Exercise description
Examine each line of the data, and copy the ones containing "hohe".

Extracted information
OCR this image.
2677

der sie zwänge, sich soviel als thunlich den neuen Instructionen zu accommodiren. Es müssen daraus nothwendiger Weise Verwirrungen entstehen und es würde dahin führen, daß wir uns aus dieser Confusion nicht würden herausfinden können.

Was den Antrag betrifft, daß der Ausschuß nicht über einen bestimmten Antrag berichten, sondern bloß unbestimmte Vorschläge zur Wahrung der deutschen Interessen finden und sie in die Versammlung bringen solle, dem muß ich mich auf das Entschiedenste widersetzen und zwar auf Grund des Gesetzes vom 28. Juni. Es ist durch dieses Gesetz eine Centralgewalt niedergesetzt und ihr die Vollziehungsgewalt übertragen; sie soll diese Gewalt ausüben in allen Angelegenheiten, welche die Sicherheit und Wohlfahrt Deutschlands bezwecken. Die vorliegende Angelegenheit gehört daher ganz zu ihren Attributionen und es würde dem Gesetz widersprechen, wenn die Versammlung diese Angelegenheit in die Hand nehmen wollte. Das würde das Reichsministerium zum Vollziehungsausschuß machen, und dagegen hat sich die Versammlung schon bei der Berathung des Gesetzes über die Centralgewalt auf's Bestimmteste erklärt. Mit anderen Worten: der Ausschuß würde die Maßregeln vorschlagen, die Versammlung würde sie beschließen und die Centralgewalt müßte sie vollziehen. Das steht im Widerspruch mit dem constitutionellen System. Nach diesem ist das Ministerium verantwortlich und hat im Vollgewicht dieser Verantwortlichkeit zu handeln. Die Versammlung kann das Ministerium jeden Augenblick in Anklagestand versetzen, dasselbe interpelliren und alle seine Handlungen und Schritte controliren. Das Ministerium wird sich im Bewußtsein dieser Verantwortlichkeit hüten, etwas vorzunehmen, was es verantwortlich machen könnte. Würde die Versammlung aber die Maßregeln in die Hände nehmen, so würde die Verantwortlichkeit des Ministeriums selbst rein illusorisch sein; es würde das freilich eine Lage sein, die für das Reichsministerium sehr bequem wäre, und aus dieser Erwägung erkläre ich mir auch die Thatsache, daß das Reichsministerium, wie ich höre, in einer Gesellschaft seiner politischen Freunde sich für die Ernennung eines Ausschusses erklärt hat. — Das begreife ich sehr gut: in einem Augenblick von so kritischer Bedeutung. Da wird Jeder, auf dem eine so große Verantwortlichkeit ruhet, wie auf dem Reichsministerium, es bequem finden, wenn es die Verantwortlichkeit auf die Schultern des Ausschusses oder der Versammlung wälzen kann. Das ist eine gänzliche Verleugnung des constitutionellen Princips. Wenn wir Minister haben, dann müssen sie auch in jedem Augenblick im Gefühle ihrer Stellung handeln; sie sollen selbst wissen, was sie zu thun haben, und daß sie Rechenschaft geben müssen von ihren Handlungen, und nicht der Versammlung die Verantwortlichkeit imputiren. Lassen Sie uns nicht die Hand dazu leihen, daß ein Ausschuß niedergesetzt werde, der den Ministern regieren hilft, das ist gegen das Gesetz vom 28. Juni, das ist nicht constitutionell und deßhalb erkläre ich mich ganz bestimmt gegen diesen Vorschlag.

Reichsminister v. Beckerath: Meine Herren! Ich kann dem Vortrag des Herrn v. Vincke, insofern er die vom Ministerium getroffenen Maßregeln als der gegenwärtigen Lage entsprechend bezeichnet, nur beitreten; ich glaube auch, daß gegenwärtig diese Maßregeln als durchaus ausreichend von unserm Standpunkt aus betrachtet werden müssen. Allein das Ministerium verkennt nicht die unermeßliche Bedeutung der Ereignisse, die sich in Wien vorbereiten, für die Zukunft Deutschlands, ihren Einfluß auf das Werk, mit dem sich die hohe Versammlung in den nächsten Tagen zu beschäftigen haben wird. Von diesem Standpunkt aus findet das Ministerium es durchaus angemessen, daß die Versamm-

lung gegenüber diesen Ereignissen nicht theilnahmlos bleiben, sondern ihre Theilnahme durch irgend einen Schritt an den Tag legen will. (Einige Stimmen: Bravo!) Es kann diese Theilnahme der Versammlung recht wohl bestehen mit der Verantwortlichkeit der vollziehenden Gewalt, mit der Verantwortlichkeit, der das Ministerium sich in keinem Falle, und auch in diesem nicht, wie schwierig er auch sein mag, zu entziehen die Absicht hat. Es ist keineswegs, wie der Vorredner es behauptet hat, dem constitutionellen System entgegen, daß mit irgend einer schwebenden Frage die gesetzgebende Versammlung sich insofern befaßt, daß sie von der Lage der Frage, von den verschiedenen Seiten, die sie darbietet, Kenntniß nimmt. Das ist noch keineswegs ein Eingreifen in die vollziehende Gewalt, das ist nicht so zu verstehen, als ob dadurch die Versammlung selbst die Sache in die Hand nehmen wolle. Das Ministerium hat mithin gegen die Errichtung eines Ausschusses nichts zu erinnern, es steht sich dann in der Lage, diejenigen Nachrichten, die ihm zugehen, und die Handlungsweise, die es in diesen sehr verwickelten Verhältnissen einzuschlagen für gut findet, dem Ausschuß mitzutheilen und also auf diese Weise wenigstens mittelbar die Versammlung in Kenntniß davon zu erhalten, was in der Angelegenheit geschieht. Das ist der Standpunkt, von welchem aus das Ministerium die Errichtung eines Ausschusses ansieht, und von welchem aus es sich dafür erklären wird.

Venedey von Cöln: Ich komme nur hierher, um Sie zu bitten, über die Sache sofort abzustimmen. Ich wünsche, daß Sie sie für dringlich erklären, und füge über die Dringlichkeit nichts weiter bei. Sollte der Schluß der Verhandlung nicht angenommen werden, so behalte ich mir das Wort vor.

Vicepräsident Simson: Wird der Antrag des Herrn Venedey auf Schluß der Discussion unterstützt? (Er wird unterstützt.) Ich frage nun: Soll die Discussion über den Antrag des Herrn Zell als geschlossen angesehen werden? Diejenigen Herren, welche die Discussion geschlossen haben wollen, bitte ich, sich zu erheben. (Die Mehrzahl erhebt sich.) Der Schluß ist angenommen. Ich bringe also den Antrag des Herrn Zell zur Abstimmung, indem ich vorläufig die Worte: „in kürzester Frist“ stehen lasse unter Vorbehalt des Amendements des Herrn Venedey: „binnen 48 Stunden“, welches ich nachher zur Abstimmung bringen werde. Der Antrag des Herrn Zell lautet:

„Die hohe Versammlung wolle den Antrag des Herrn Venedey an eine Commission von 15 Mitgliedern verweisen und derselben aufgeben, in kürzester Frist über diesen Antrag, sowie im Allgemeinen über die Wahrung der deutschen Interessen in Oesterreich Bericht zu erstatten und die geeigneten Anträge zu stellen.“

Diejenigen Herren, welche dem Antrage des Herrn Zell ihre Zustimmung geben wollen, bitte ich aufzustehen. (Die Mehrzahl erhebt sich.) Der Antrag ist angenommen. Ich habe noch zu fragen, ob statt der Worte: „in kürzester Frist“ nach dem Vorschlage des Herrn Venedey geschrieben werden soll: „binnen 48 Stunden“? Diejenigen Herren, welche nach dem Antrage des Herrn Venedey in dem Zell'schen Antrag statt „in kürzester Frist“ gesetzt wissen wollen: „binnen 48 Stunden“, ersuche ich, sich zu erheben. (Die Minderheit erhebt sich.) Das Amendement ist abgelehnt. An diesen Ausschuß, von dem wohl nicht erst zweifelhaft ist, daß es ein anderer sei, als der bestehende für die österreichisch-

Exercise output
Reichsminister v. Beckerath: Meine Herren! Ich kann dem Vortrag des Herrn v. Vincke, insofern er die vom Ministerium getroffenen Maßregeln als der gegenwärtigen Lage entsprechend bezeichnet, nur beitreten; ich glaube auch, daß gegenwärtig diese Maßregeln als durchaus ausreichend von unserm Standpunkt aus betrachtet werden müssen. Allein das Ministerium verkennt nicht die unermeßliche Bedeutung der Ereignisse, die sich in Wien vorbereiten, für die Zukunft Deutschlands, ihren Einfluß auf das Werk, mit dem sich die hohe Versammlung in den nächsten Tagen zu beschäftigen haben wird. Von diesem Standpunkt aus findet das Ministerium es durchaus angemessen, daß die Versamm-
„Die hohe Versammlung wolle den Antrag des Herrn Venedey an eine Commission von 15 Mitgliedern verweisen und derselben aufgeben, in kürzester Frist über diesen Antrag, sowie im Allgemeinen über die Wahrung der deutschen Interessen in Oesterreich Bericht zu erstatten und die geeigneten Anträge zu stellen.“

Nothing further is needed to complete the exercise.